### [PROBLEM DETAILS]
Here are some records; quote them exactly, leaving out the pictures.

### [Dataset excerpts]
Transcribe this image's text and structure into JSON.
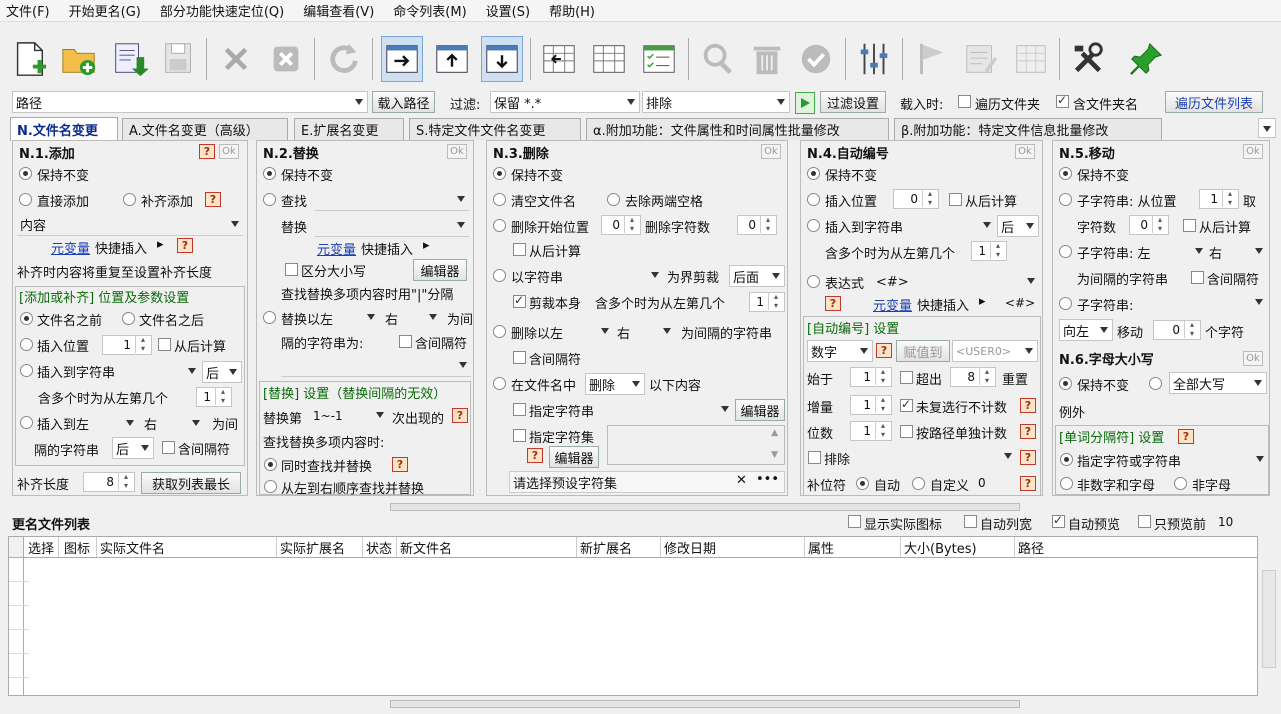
{
  "menu": {
    "file": "文件(F)",
    "start": "开始更名(G)",
    "locate": "部分功能快速定位(Q)",
    "edit": "编辑查看(V)",
    "cmds": "命令列表(M)",
    "settings": "设置(S)",
    "help": "帮助(H)"
  },
  "pathbar": {
    "path_label": "路径",
    "load_path": "载入路径",
    "filter_label": "过滤:",
    "filter_value": "保留 *.*",
    "exclude_value": "排除",
    "filter_settings": "过滤设置",
    "load_when": "载入时:",
    "traverse_folder": "遍历文件夹",
    "include_folder": "含文件夹名",
    "traverse_list": "遍历文件列表"
  },
  "tabs": [
    "N.文件名变更",
    "A.文件名变更（高级）",
    "E.扩展名变更",
    "S.特定文件文件名变更",
    "α.附加功能：文件属性和时间属性批量修改",
    "β.附加功能：特定文件信息批量修改"
  ],
  "common": {
    "keep": "保持不变",
    "ok": "Ok",
    "q": "?",
    "left": "左",
    "right": "右",
    "back": "后",
    "insert_pos": "插入位置",
    "from_back": "从后计算",
    "include_sep": "含间隔符",
    "multi_left": "含多个时为从左第几个",
    "sep_string": "隔的字符串为:",
    "for_sep": "为间",
    "for_sep2": "隔的字符串",
    "editor": "编辑器",
    "var_insert": "快捷插入",
    "var_link": "元变量"
  },
  "n1": {
    "title": "N.1.添加",
    "direct": "直接添加",
    "pad": "补齐添加",
    "content": "内容",
    "pad_hint": "补齐时内容将重复至设置补齐长度",
    "box_title": "[添加或补齐] 位置及参数设置",
    "before": "文件名之前",
    "after": "文件名之后",
    "insert_pos_val": "1",
    "insert_to": "插入到字符串",
    "multi_val": "1",
    "insert_to_left": "插入到左",
    "pad_len": "补齐长度",
    "pad_len_val": "8",
    "get_max": "获取列表最长"
  },
  "n2": {
    "title": "N.2.替换",
    "find": "查找",
    "replace": "替换",
    "case": "区分大小写",
    "multi_hint": "查找替换多项内容时用\"|\"分隔",
    "replace_left": "替换以左",
    "box_title": "[替换] 设置（替换间隔的无效）",
    "nth": "替换第",
    "nth_val": "1~-1",
    "nth_after": "次出现的",
    "multi_find": "查找替换多项内容时:",
    "simul": "同时查找并替换",
    "seq": "从左到右顺序查找并替换"
  },
  "n3": {
    "title": "N.3.删除",
    "clear": "清空文件名",
    "trim": "去除两端空格",
    "del_start": "删除开始位置",
    "del_start_val": "0",
    "del_count": "删除字符数",
    "del_count_val": "0",
    "from_back": "从后计算",
    "by_string": "以字符串",
    "boundary": "为界剪裁",
    "back_val": "后面",
    "cut_self": "剪裁本身",
    "multi_val": "1",
    "del_left": "删除以左",
    "for_sep_string": "为间隔的字符串",
    "in_name": "在文件名中",
    "delete_val": "删除",
    "below": "以下内容",
    "spec_str": "指定字符串",
    "spec_set": "指定字符集",
    "preset": "请选择预设字符集"
  },
  "n4": {
    "title": "N.4.自动编号",
    "insert_pos_val": "0",
    "insert_to": "插入到字符串",
    "multi_val": "1",
    "expr": "表达式",
    "expr_val": "<#>",
    "hash": "<#>",
    "box_title": "[自动编号] 设置",
    "number": "数字",
    "assign": "赋值到",
    "user": "<USER0>",
    "start": "始于",
    "start_val": "1",
    "overflow": "超出",
    "overflow_val": "8",
    "reset": "重置",
    "step": "增量",
    "step_val": "1",
    "skip_dup": "未复选行不计数",
    "digits": "位数",
    "digits_val": "1",
    "per_path": "按路径单独计数",
    "exclude": "排除",
    "pad_char": "补位符",
    "auto": "自动",
    "custom": "自定义",
    "custom_val": "0"
  },
  "n5": {
    "title": "N.5.移动",
    "substr_from": "子字符串: 从位置",
    "pos_val": "1",
    "take": "取",
    "count": "字符数",
    "count_val": "0",
    "from_back": "从后计算",
    "substr_left": "子字符串: 左",
    "as_sep": "为间隔的字符串",
    "substr": "子字符串:",
    "dir": "向左",
    "move": "移动",
    "move_val": "0",
    "chars": "个字符"
  },
  "n6": {
    "title": "N.6.字母大小写",
    "all_upper": "全部大写",
    "except": "例外",
    "box_title": "[单词分隔符] 设置",
    "spec": "指定字符或字符串",
    "nonalnum": "非数字和字母",
    "nonletter": "非字母"
  },
  "list": {
    "title": "更名文件列表",
    "show_icon": "显示实际图标",
    "auto_width": "自动列宽",
    "auto_preview": "自动预览",
    "preview_only": "只预览前",
    "preview_n": "10",
    "cols": [
      "选择",
      "图标",
      "实际文件名",
      "实际扩展名",
      "状态",
      "新文件名",
      "新扩展名",
      "修改日期",
      "属性",
      "大小(Bytes)",
      "路径"
    ]
  }
}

### [THE REPLY]
Transcribe this image's text and structure into JSON.
{
  "menu": {
    "file": "文件(F)",
    "start": "开始更名(G)",
    "locate": "部分功能快速定位(Q)",
    "edit": "编辑查看(V)",
    "cmds": "命令列表(M)",
    "settings": "设置(S)",
    "help": "帮助(H)"
  },
  "pathbar": {
    "path_label": "路径",
    "load_path": "载入路径",
    "filter_label": "过滤:",
    "filter_value": "保留 *.*",
    "exclude_value": "排除",
    "filter_settings": "过滤设置",
    "load_when": "载入时:",
    "traverse_folder": "遍历文件夹",
    "include_folder": "含文件夹名",
    "traverse_list": "遍历文件列表"
  },
  "tabs": [
    "N.文件名变更",
    "A.文件名变更（高级）",
    "E.扩展名变更",
    "S.特定文件文件名变更",
    "α.附加功能：文件属性和时间属性批量修改",
    "β.附加功能：特定文件信息批量修改"
  ],
  "common": {
    "keep": "保持不变",
    "ok": "Ok",
    "q": "?",
    "left": "左",
    "right": "右",
    "back": "后",
    "insert_pos": "插入位置",
    "from_back": "从后计算",
    "include_sep": "含间隔符",
    "multi_left": "含多个时为从左第几个",
    "sep_string": "隔的字符串为:",
    "for_sep": "为间",
    "for_sep2": "隔的字符串",
    "editor": "编辑器",
    "var_insert": "快捷插入",
    "var_link": "元变量"
  },
  "n1": {
    "title": "N.1.添加",
    "direct": "直接添加",
    "pad": "补齐添加",
    "content": "内容",
    "pad_hint": "补齐时内容将重复至设置补齐长度",
    "box_title": "[添加或补齐] 位置及参数设置",
    "before": "文件名之前",
    "after": "文件名之后",
    "insert_pos_val": "1",
    "insert_to": "插入到字符串",
    "multi_val": "1",
    "insert_to_left": "插入到左",
    "pad_len": "补齐长度",
    "pad_len_val": "8",
    "get_max": "获取列表最长"
  },
  "n2": {
    "title": "N.2.替换",
    "find": "查找",
    "replace": "替换",
    "case": "区分大小写",
    "multi_hint": "查找替换多项内容时用\"|\"分隔",
    "replace_left": "替换以左",
    "box_title": "[替换] 设置（替换间隔的无效）",
    "nth": "替换第",
    "nth_val": "1~-1",
    "nth_after": "次出现的",
    "multi_find": "查找替换多项内容时:",
    "simul": "同时查找并替换",
    "seq": "从左到右顺序查找并替换"
  },
  "n3": {
    "title": "N.3.删除",
    "clear": "清空文件名",
    "trim": "去除两端空格",
    "del_start": "删除开始位置",
    "del_start_val": "0",
    "del_count": "删除字符数",
    "del_count_val": "0",
    "from_back": "从后计算",
    "by_string": "以字符串",
    "boundary": "为界剪裁",
    "back_val": "后面",
    "cut_self": "剪裁本身",
    "multi_val": "1",
    "del_left": "删除以左",
    "for_sep_string": "为间隔的字符串",
    "in_name": "在文件名中",
    "delete_val": "删除",
    "below": "以下内容",
    "spec_str": "指定字符串",
    "spec_set": "指定字符集",
    "preset": "请选择预设字符集"
  },
  "n4": {
    "title": "N.4.自动编号",
    "insert_pos_val": "0",
    "insert_to": "插入到字符串",
    "multi_val": "1",
    "expr": "表达式",
    "expr_val": "<#>",
    "hash": "<#>",
    "box_title": "[自动编号] 设置",
    "number": "数字",
    "assign": "赋值到",
    "user": "<USER0>",
    "start": "始于",
    "start_val": "1",
    "overflow": "超出",
    "overflow_val": "8",
    "reset": "重置",
    "step": "增量",
    "step_val": "1",
    "skip_dup": "未复选行不计数",
    "digits": "位数",
    "digits_val": "1",
    "per_path": "按路径单独计数",
    "exclude": "排除",
    "pad_char": "补位符",
    "auto": "自动",
    "custom": "自定义",
    "custom_val": "0"
  },
  "n5": {
    "title": "N.5.移动",
    "substr_from": "子字符串: 从位置",
    "pos_val": "1",
    "take": "取",
    "count": "字符数",
    "count_val": "0",
    "from_back": "从后计算",
    "substr_left": "子字符串: 左",
    "as_sep": "为间隔的字符串",
    "substr": "子字符串:",
    "dir": "向左",
    "move": "移动",
    "move_val": "0",
    "chars": "个字符"
  },
  "n6": {
    "title": "N.6.字母大小写",
    "all_upper": "全部大写",
    "except": "例外",
    "box_title": "[单词分隔符] 设置",
    "spec": "指定字符或字符串",
    "nonalnum": "非数字和字母",
    "nonletter": "非字母"
  },
  "list": {
    "title": "更名文件列表",
    "show_icon": "显示实际图标",
    "auto_width": "自动列宽",
    "auto_preview": "自动预览",
    "preview_only": "只预览前",
    "preview_n": "10",
    "cols": [
      "选择",
      "图标",
      "实际文件名",
      "实际扩展名",
      "状态",
      "新文件名",
      "新扩展名",
      "修改日期",
      "属性",
      "大小(Bytes)",
      "路径"
    ]
  }
}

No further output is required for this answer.